STATED TASK: Your task is to copy the material exactly.

[start]

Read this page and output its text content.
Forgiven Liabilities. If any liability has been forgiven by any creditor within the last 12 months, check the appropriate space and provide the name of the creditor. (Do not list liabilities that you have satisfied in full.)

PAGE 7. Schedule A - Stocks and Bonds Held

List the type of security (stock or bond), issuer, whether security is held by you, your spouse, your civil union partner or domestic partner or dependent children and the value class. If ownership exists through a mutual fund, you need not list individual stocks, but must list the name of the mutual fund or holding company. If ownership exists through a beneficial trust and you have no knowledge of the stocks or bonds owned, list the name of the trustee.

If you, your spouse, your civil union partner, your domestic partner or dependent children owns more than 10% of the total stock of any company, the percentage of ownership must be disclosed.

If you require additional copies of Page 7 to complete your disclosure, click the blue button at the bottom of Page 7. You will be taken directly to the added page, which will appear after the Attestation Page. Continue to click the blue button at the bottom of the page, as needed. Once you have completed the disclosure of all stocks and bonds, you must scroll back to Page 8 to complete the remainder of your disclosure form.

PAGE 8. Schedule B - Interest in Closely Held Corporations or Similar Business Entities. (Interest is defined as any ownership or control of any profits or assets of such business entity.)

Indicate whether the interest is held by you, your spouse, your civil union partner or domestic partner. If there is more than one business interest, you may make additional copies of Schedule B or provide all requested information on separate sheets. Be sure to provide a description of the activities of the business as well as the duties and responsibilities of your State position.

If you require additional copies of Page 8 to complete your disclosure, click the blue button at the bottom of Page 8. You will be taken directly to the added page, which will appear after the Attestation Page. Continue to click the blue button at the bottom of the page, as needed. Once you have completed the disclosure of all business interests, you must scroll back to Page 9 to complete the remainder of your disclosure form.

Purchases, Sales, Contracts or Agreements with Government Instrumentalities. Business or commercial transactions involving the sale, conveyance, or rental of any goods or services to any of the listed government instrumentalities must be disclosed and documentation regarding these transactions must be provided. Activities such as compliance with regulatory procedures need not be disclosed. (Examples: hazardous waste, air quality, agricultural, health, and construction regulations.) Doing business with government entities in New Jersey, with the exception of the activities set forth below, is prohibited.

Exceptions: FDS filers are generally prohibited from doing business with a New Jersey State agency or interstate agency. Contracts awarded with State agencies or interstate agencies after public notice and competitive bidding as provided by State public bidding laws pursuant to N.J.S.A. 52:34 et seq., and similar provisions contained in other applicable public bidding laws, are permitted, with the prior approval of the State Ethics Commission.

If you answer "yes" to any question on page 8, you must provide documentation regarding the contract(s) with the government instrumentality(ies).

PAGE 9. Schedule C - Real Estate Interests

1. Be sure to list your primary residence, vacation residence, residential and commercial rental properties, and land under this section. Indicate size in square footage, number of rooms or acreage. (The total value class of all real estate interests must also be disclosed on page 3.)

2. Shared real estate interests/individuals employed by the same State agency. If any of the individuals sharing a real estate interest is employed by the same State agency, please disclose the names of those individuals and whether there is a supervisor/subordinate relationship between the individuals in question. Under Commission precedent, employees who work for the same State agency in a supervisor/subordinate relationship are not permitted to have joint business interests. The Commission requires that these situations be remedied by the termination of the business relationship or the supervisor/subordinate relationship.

[end]

TASK OUTPUT:
Read this page and output its text content.
Forgiven Liabilities. If any liability has been forgiven by any creditor within the last 12 months, check the appropriate space and provide the name of the creditor. (Do not list liabilities that you have satisfied in full.)

PAGE 7. Schedule A - Stocks and Bonds Held

List the type of security (stock or bond), issuer, whether security is held by you, your spouse, your civil union partner or domestic partner or dependent children and the value class. If ownership exists through a mutual fund, you need not list individual stocks, but must list the name of the mutual fund or holding company. If ownership exists through a beneficial trust and you have no knowledge of the stocks or bonds owned, list the name of the trustee.

If you, your spouse, your civil union partner, your domestic partner or dependent children owns more than 10% of the total stock of any company, the percentage of ownership must be disclosed.

If you require additional copies of Page 7 to complete your disclosure, click the blue button at the bottom of Page 7. You will be taken directly to the added page, which will appear after the Attestation Page. Continue to click the blue button at the bottom of the page, as needed. Once you have completed the disclosure of all stocks and bonds, you must scroll back to Page 8 to complete the remainder of your disclosure form.

PAGE 8. Schedule B - Interest in Closely Held Corporations or Similar Business Entities. (Interest is defined as any ownership or control of any profits or assets of such business entity.)

Indicate whether the interest is held by you, your spouse, your civil union partner or domestic partner. If there is more than one business interest, you may make additional copies of Schedule B or provide all requested information on separate sheets. Be sure to provide a description of the activities of the business as well as the duties and responsibilities of your State position.

If you require additional copies of Page 8 to complete your disclosure, click the blue button at the bottom of Page 8. You will be taken directly to the added page, which will appear after the Attestation Page. Continue to click the blue button at the bottom of the page, as needed. Once you have completed the disclosure of all business interests, you must scroll back to Page 9 to complete the remainder of your disclosure form.

Purchases, Sales, Contracts or Agreements with Government Instrumentalities. Business or commercial transactions involving the sale, conveyance, or rental of any goods or services to any of the listed government instrumentalities must be disclosed and documentation regarding these transactions must be provided. Activities such as compliance with regulatory procedures need not be disclosed. (Examples: hazardous waste, air quality, agricultural, health, and construction regulations.) Doing business with government entities in New Jersey, with the exception of the activities set forth below, is prohibited.

Exceptions: FDS filers are generally prohibited from doing business with a New Jersey State agency or interstate agency. Contracts awarded with State agencies or interstate agencies after public notice and competitive bidding as provided by State public bidding laws pursuant to N.J.S.A. 52:34 et seq., and similar provisions contained in other applicable public bidding laws, are permitted, with the prior approval of the State Ethics Commission.

If you answer "yes" to any question on page 8, you must provide documentation regarding the contract(s) with the government instrumentality(ies).

PAGE 9. Schedule C - Real Estate Interests

1. Be sure to list your primary residence, vacation residence, residential and commercial rental properties, and land under this section. Indicate size in square footage, number of rooms or acreage. (The total value class of all real estate interests must also be disclosed on page 3.)

2. Shared real estate interests/individuals employed by the same State agency. If any of the individuals sharing a real estate interest is employed by the same State agency, please disclose the names of those individuals and whether there is a supervisor/subordinate relationship between the individuals in question. Under Commission precedent, employees who work for the same State agency in a supervisor/subordinate relationship are not permitted to have joint business interests. The Commission requires that these situations be remedied by the termination of the business relationship or the supervisor/subordinate relationship.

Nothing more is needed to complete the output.